## Text to read
Over the past three decades, local governments in Nevada have recognized that extensive use of onerous zoning and other restrictions have had the unintended consequence of discouraging private developers from investing in downtown areas. To overcome these government-imposed obstacles, local governments have established redevelopment agencies with the charge of revitalizing urban areas. Redevelopment agencies attempt to lure private investment back into city centers by offering taxpayer-funded incentives through a method known as tax-increment financing.

Tax-increment financing systematically channels tax dollars away from school districts, police departments and fire departments, for example, and into redevelopment agencies. Redevelopment agencies use those tax dollars to make payments on bonds that have been issued in order to construct elaborate public facilities or to provide financial incentives for private developers to invest in city centers.

## Information shown
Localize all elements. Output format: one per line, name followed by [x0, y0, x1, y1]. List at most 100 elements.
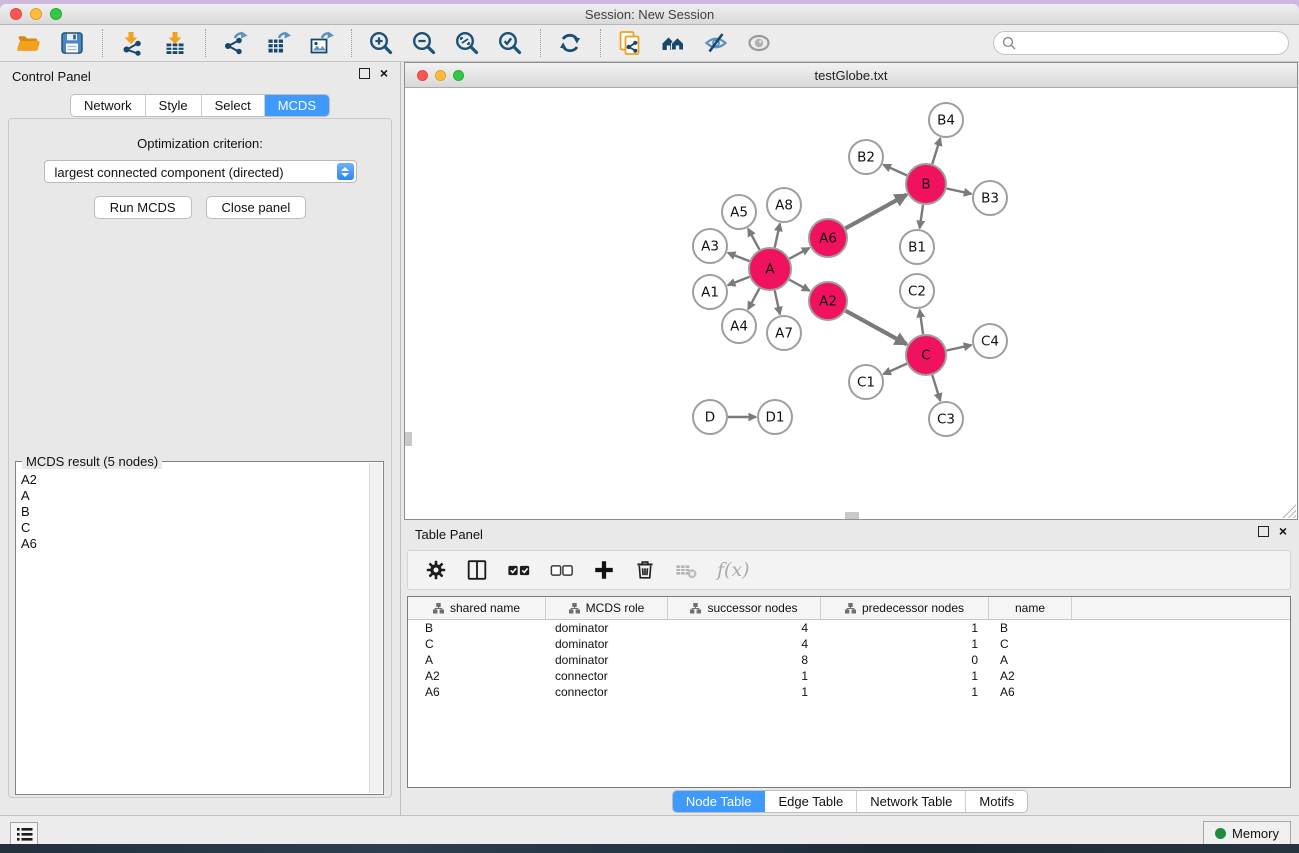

## Your instructions
Rewrite the paragraph beginning "Tax-increment financing systematically channels" in the text on Nevada redevelopment as a short bulleted list, keeping its main facts.

## Answer to the exercise
- Tax-increment financing shifts tax dollars away from bodies such as school districts, police departments and fire departments and into redevelopment agencies.
- Redevelopment agencies use that money to make payments on issued bonds.
- The bonds pay for elaborate public facilities or for financial incentives that get private developers to invest in city centers.